======== EXTRACTED DATA

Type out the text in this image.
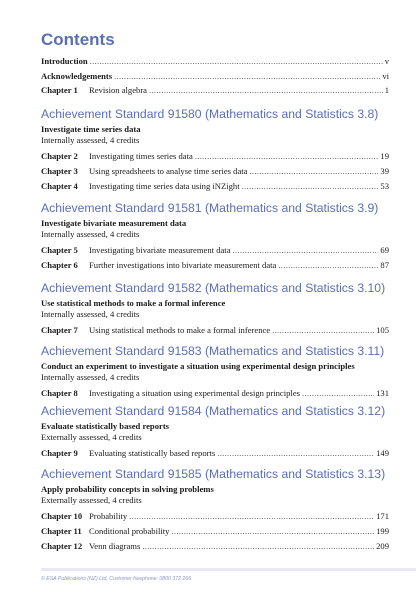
Contents
Introduction .....	v
Acknowledgements .....	vi
Chapter 1	Revision algebra .....	1
Achievement Standard 91580 (Mathematics and Statistics 3.8)
Investigate time series data
Internally assessed, 4 credits
Chapter 2	Investigating times series data .....	19
Chapter 3	Using spreadsheets to analyse time series data .....	39
Chapter 4	Investigating time series data using iNZight .....	53
Achievement Standard 91581 (Mathematics and Statistics 3.9)
Investigate bivariate measurement data
Internally assessed, 4 credits
Chapter 5	Investigating bivariate measurement data .....	69
Chapter 6	Further investigations into bivariate measurement data .....	87
Achievement Standard 91582 (Mathematics and Statistics 3.10)
Use statistical methods to make a formal inference
Internally assessed, 4 credits
Chapter 7	Using statistical methods to make a formal inference .....	105
Achievement Standard 91583 (Mathematics and Statistics 3.11)
Conduct an experiment to investigate a situation using experimental design principles
Internally assessed, 4 credits
Chapter 8	Investigating a situation using experimental design principles .....	131
Achievement Standard 91584 (Mathematics and Statistics 3.12)
Evaluate statistically based reports
Externally assessed, 4 credits
Chapter 9	Evaluating statistically based reports .....	149
Achievement Standard 91585 (Mathematics and Statistics 3.13)
Apply probability concepts in solving problems
Externally assessed, 4 credits
Chapter 10 Probability .....	171
Chapter 11 Conditional probability .....	199
Chapter 12 Venn diagrams .....	209
© ESA Publications (NZ) Ltd, Customer freephone: 0800 372 266
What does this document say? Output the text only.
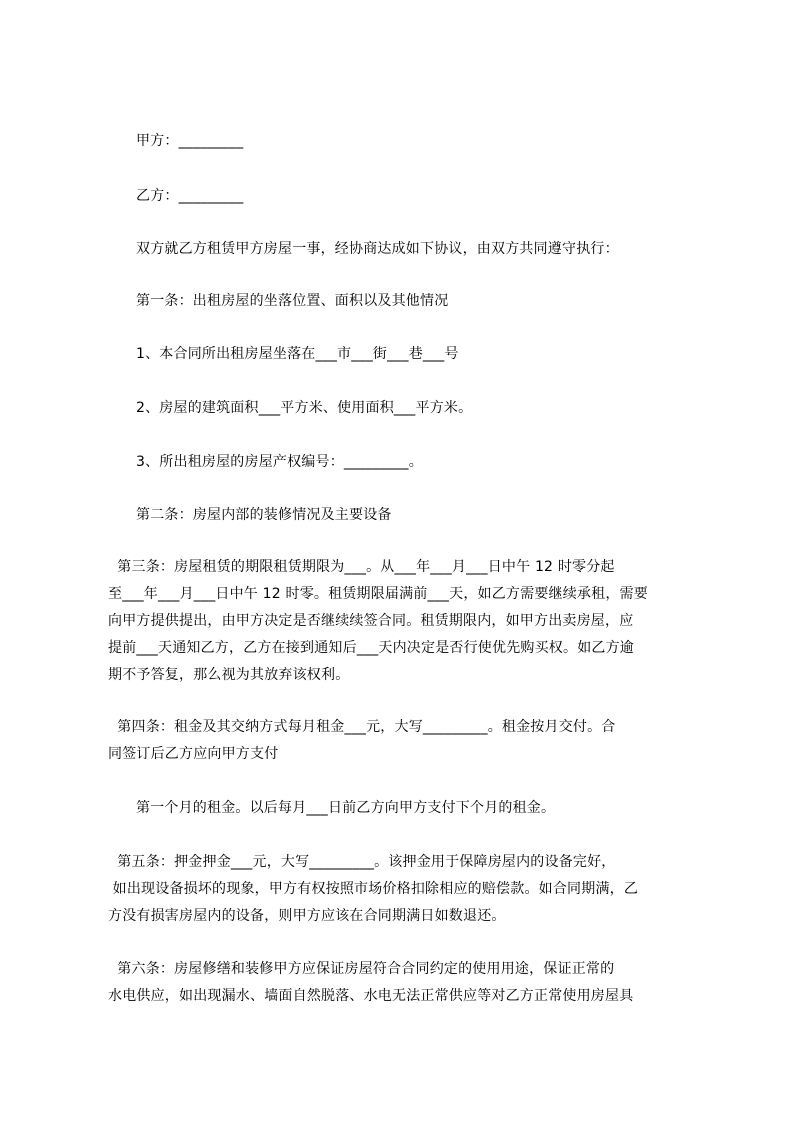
甲方：_________
乙方：_________
双方就乙方租赁甲方房屋一事，经协商达成如下协议，由双方共同遵守执行：
第一条：出租房屋的坐落位置、面积以及其他情况
1、本合同所出租房屋坐落在___市___街___巷___号
2、房屋的建筑面积___平方米、使用面积___平方米。
3、所出租房屋的房屋产权编号：_________。
第二条：房屋内部的装修情况及主要设备
第三条：房屋租赁的期限租赁期限为___。从___年___月___日中午 12 时零分起
至___年___月___日中午 12 时零。租赁期限届满前___天，如乙方需要继续承租，需要
向甲方提供提出，由甲方决定是否继续续签合同。租赁期限内，如甲方出卖房屋，应
提前___天通知乙方，乙方在接到通知后___天内决定是否行使优先购买权。如乙方逾
期不予答复，那么视为其放弃该权利。
第四条：租金及其交纳方式每月租金___元，大写_________。租金按月交付。合
同签订后乙方应向甲方支付
第一个月的租金。以后每月___日前乙方向甲方支付下个月的租金。
第五条：押金押金___元，大写_________。该押金用于保障房屋内的设备完好，
如出现设备损坏的现象，甲方有权按照市场价格扣除相应的赔偿款。如合同期满，乙
方没有损害房屋内的设备，则甲方应该在合同期满日如数退还。
第六条：房屋修缮和装修甲方应保证房屋符合合同约定的使用用途，保证正常的
水电供应，如出现漏水、墙面自然脱落、水电无法正常供应等对乙方正常使用房屋具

================

Make an exact copy of the lines above, starting at the line that contains "What does this" and running through the final line of the entries. Omit the pictures.

RESULT FOR THIS TASK:
What does this document say? Output the text only.
甲方：_________
乙方：_________
双方就乙方租赁甲方房屋一事，经协商达成如下协议，由双方共同遵守执行：
第一条：出租房屋的坐落位置、面积以及其他情况
1、本合同所出租房屋坐落在___市___街___巷___号
2、房屋的建筑面积___平方米、使用面积___平方米。
3、所出租房屋的房屋产权编号：_________。
第二条：房屋内部的装修情况及主要设备
第三条：房屋租赁的期限租赁期限为___。从___年___月___日中午 12 时零分起
至___年___月___日中午 12 时零。租赁期限届满前___天，如乙方需要继续承租，需要
向甲方提供提出，由甲方决定是否继续续签合同。租赁期限内，如甲方出卖房屋，应
提前___天通知乙方，乙方在接到通知后___天内决定是否行使优先购买权。如乙方逾
期不予答复，那么视为其放弃该权利。
第四条：租金及其交纳方式每月租金___元，大写_________。租金按月交付。合
同签订后乙方应向甲方支付
第一个月的租金。以后每月___日前乙方向甲方支付下个月的租金。
第五条：押金押金___元，大写_________。该押金用于保障房屋内的设备完好，
如出现设备损坏的现象，甲方有权按照市场价格扣除相应的赔偿款。如合同期满，乙
方没有损害房屋内的设备，则甲方应该在合同期满日如数退还。
第六条：房屋修缮和装修甲方应保证房屋符合合同约定的使用用途，保证正常的
水电供应，如出现漏水、墙面自然脱落、水电无法正常供应等对乙方正常使用房屋具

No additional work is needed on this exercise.